## GIVEN INSTRUCTION
Extract each line of the data and write it out again exactly.

## EXTRACTED DATA
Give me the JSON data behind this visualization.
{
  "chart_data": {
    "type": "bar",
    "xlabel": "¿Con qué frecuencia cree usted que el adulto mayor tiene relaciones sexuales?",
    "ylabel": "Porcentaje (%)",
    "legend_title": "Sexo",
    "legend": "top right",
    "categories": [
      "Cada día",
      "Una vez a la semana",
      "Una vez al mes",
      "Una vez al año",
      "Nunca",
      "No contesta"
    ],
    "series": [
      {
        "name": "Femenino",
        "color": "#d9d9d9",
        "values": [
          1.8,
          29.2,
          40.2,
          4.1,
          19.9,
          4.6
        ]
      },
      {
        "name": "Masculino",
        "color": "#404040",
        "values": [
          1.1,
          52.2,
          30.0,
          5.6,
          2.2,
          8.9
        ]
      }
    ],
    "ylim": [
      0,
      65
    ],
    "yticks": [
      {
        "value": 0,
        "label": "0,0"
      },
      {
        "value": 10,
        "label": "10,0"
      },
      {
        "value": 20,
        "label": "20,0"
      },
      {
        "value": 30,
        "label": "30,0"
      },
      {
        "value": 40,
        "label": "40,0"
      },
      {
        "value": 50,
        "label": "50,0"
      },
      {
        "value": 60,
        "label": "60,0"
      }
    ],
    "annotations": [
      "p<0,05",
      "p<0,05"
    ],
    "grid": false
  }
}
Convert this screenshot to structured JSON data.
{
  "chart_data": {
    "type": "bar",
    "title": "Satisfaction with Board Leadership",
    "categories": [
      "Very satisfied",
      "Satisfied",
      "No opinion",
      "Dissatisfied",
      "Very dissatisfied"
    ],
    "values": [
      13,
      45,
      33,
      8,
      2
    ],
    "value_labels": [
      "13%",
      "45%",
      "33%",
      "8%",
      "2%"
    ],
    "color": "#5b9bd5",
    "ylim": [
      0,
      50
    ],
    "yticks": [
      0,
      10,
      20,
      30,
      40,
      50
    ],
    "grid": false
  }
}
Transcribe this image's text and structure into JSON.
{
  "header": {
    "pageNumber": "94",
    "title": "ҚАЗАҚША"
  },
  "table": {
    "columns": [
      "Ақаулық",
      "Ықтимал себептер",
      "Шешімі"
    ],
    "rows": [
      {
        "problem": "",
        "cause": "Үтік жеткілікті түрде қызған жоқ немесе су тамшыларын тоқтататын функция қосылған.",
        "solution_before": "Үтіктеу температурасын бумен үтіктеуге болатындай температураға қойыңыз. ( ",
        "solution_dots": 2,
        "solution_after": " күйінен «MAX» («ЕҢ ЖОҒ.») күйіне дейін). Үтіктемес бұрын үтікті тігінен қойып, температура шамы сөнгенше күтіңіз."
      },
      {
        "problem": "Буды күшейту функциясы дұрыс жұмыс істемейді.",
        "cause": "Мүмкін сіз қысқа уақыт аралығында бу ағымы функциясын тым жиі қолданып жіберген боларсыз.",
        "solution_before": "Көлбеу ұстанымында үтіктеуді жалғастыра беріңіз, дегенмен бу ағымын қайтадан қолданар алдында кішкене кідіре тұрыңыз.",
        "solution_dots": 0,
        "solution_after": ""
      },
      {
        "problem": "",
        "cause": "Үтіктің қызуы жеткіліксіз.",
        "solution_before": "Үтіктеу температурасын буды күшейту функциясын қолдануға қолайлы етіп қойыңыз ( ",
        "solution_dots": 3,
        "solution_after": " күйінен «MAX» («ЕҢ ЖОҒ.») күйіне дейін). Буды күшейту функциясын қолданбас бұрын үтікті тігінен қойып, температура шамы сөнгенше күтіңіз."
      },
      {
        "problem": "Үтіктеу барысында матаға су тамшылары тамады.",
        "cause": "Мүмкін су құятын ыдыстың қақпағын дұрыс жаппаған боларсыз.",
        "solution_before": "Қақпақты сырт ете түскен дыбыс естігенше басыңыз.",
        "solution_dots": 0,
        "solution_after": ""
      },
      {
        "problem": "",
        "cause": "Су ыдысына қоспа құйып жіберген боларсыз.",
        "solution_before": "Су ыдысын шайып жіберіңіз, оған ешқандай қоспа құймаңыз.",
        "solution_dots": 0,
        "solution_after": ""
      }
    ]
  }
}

## TASK OUTPUT
Give me the JSON data behind this visualization.
{
  "chart_data": {
    "type": "bar",
    "xlabel": "¿Con qué frecuencia cree usted que el adulto mayor tiene relaciones sexuales?",
    "ylabel": "Porcentaje (%)",
    "legend_title": "Sexo",
    "legend": "top right",
    "categories": [
      "Cada día",
      "Una vez a la semana",
      "Una vez al mes",
      "Una vez al año",
      "Nunca",
      "No contesta"
    ],
    "series": [
      {
        "name": "Femenino",
        "color": "#d9d9d9",
        "values": [
          1.8,
          29.2,
          40.2,
          4.1,
          19.9,
          4.6
        ]
      },
      {
        "name": "Masculino",
        "color": "#404040",
        "values": [
          1.1,
          52.2,
          30.0,
          5.6,
          2.2,
          8.9
        ]
      }
    ],
    "ylim": [
      0,
      65
    ],
    "yticks": [
      {
        "value": 0,
        "label": "0,0"
      },
      {
        "value": 10,
        "label": "10,0"
      },
      {
        "value": 20,
        "label": "20,0"
      },
      {
        "value": 30,
        "label": "30,0"
      },
      {
        "value": 40,
        "label": "40,0"
      },
      {
        "value": 50,
        "label": "50,0"
      },
      {
        "value": 60,
        "label": "60,0"
      }
    ],
    "annotations": [
      "p<0,05",
      "p<0,05"
    ],
    "grid": false
  }
}
Convert this screenshot to structured JSON data.
{
  "chart_data": {
    "type": "bar",
    "title": "Satisfaction with Board Leadership",
    "categories": [
      "Very satisfied",
      "Satisfied",
      "No opinion",
      "Dissatisfied",
      "Very dissatisfied"
    ],
    "values": [
      13,
      45,
      33,
      8,
      2
    ],
    "value_labels": [
      "13%",
      "45%",
      "33%",
      "8%",
      "2%"
    ],
    "color": "#5b9bd5",
    "ylim": [
      0,
      50
    ],
    "yticks": [
      0,
      10,
      20,
      30,
      40,
      50
    ],
    "grid": false
  }
}
Transcribe this image's text and structure into JSON.
{
  "header": {
    "pageNumber": "94",
    "title": "ҚАЗАҚША"
  },
  "table": {
    "columns": [
      "Ақаулық",
      "Ықтимал себептер",
      "Шешімі"
    ],
    "rows": [
      {
        "problem": "",
        "cause": "Үтік жеткілікті түрде қызған жоқ немесе су тамшыларын тоқтататын функция қосылған.",
        "solution_before": "Үтіктеу температурасын бумен үтіктеуге болатындай температураға қойыңыз. ( ",
        "solution_dots": 2,
        "solution_after": " күйінен «MAX» («ЕҢ ЖОҒ.») күйіне дейін). Үтіктемес бұрын үтікті тігінен қойып, температура шамы сөнгенше күтіңіз."
      },
      {
        "problem": "Буды күшейту функциясы дұрыс жұмыс істемейді.",
        "cause": "Мүмкін сіз қысқа уақыт аралығында бу ағымы функциясын тым жиі қолданып жіберген боларсыз.",
        "solution_before": "Көлбеу ұстанымында үтіктеуді жалғастыра беріңіз, дегенмен бу ағымын қайтадан қолданар алдында кішкене кідіре тұрыңыз.",
        "solution_dots": 0,
        "solution_after": ""
      },
      {
        "problem": "",
        "cause": "Үтіктің қызуы жеткіліксіз.",
        "solution_before": "Үтіктеу температурасын буды күшейту функциясын қолдануға қолайлы етіп қойыңыз ( ",
        "solution_dots": 3,
        "solution_after": " күйінен «MAX» («ЕҢ ЖОҒ.») күйіне дейін). Буды күшейту функциясын қолданбас бұрын үтікті тігінен қойып, температура шамы сөнгенше күтіңіз."
      },
      {
        "problem": "Үтіктеу барысында матаға су тамшылары тамады.",
        "cause": "Мүмкін су құятын ыдыстың қақпағын дұрыс жаппаған боларсыз.",
        "solution_before": "Қақпақты сырт ете түскен дыбыс естігенше басыңыз.",
        "solution_dots": 0,
        "solution_after": ""
      },
      {
        "problem": "",
        "cause": "Су ыдысына қоспа құйып жіберген боларсыз.",
        "solution_before": "Су ыдысын шайып жіберіңіз, оған ешқандай қоспа құймаңыз.",
        "solution_dots": 0,
        "solution_after": ""
      }
    ]
  }
}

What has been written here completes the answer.